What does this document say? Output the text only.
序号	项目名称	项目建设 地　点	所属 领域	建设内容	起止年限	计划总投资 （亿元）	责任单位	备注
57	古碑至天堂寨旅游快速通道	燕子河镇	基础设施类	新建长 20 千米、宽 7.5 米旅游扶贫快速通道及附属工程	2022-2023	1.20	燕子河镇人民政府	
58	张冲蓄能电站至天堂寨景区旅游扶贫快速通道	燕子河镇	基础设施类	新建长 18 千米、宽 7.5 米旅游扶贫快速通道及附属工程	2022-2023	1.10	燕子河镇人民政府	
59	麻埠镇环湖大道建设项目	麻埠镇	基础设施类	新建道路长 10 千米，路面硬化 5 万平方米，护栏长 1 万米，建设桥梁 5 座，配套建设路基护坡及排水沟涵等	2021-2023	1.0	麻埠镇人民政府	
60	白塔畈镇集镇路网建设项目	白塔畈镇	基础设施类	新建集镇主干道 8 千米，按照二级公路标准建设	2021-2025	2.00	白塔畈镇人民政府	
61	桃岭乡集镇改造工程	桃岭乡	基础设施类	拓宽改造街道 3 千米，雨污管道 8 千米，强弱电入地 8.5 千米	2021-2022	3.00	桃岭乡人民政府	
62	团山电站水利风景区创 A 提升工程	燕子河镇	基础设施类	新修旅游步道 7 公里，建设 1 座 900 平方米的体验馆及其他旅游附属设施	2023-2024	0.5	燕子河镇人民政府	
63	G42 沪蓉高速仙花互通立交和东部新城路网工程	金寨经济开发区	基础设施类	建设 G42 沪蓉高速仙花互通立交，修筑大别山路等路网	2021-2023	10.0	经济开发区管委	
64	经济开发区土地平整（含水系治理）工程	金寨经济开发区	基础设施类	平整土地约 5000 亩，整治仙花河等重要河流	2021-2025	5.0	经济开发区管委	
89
★ ★ ★ ★ ★
** What needs to be done **
Using the listing above, list every line in which the string "金寨经济开发区" occurs.

** Response to the task **
63	G42 沪蓉高速仙花互通立交和东部新城路网工程	金寨经济开发区	基础设施类	建设 G42 沪蓉高速仙花互通立交，修筑大别山路等路网	2021-2023	10.0	经济开发区管委	
64	经济开发区土地平整（含水系治理）工程	金寨经济开发区	基础设施类	平整土地约 5000 亩，整治仙花河等重要河流	2021-2025	5.0	经济开发区管委	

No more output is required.